Exercise aim: Copy out, word for word, the items from the line with "data-point bbox=[584, 101, 595, 113]" up to and including the line with "y-axis-label: Miles per".

━━━━━━━━━━━━━━━━━━━━━━━━━━━━━━

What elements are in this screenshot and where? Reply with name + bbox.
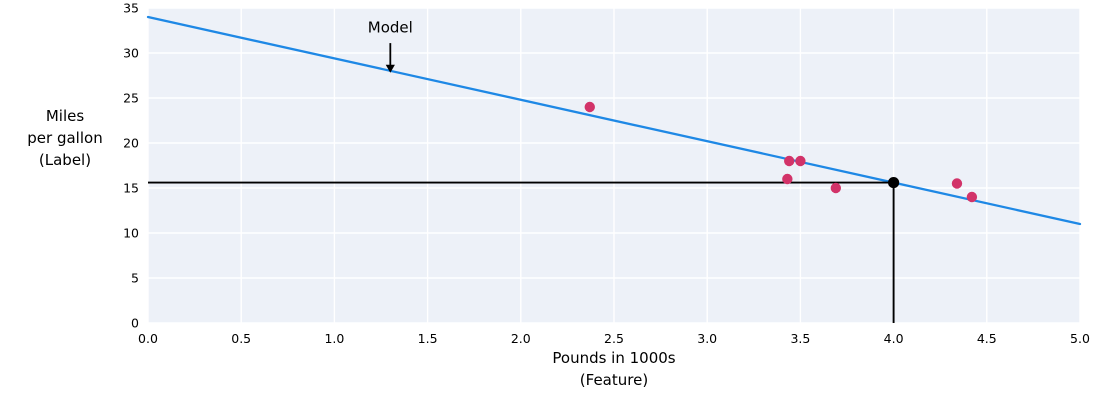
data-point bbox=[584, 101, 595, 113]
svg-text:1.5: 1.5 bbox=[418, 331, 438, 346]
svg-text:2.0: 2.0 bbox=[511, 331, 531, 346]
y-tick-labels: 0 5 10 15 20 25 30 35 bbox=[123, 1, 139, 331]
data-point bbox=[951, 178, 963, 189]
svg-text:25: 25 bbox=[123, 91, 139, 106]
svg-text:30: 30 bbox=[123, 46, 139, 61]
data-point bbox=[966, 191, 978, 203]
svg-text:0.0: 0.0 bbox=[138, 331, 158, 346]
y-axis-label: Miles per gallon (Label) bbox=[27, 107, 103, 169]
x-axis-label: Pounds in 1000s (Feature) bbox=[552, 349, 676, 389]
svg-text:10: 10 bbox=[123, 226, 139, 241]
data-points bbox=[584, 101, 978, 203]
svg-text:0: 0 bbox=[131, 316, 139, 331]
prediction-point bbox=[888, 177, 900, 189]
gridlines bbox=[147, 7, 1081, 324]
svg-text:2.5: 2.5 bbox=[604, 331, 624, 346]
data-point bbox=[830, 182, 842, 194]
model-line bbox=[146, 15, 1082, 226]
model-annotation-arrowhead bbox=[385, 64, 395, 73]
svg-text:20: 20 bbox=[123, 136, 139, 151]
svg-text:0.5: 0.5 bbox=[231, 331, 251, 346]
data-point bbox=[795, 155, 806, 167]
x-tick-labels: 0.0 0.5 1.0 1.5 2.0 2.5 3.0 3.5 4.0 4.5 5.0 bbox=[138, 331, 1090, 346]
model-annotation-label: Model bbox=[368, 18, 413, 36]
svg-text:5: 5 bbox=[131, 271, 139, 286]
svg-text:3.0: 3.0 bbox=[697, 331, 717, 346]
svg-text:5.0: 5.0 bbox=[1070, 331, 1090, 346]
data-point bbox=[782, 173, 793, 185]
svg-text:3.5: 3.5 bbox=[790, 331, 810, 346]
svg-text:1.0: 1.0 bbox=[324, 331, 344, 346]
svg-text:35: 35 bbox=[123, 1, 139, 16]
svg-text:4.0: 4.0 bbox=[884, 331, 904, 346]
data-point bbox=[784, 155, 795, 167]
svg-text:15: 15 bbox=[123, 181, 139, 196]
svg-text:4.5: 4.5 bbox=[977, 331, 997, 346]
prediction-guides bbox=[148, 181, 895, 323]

━━━━━━━━━━━━━━━━━━━━━━━━━━━━━━

Final answer:
data-point bbox=[584, 101, 595, 113]
svg-text:1.5: 1.5 bbox=[418, 331, 438, 346]
svg-text:2.0: 2.0 bbox=[511, 331, 531, 346]
y-tick-labels: 0 5 10 15 20 25 30 35 bbox=[123, 1, 139, 331]
data-point bbox=[951, 178, 963, 189]
svg-text:25: 25 bbox=[123, 91, 139, 106]
svg-text:30: 30 bbox=[123, 46, 139, 61]
data-point bbox=[966, 191, 978, 203]
svg-text:0.0: 0.0 bbox=[138, 331, 158, 346]
y-axis-label: Miles per gallon (Label) bbox=[27, 107, 103, 169]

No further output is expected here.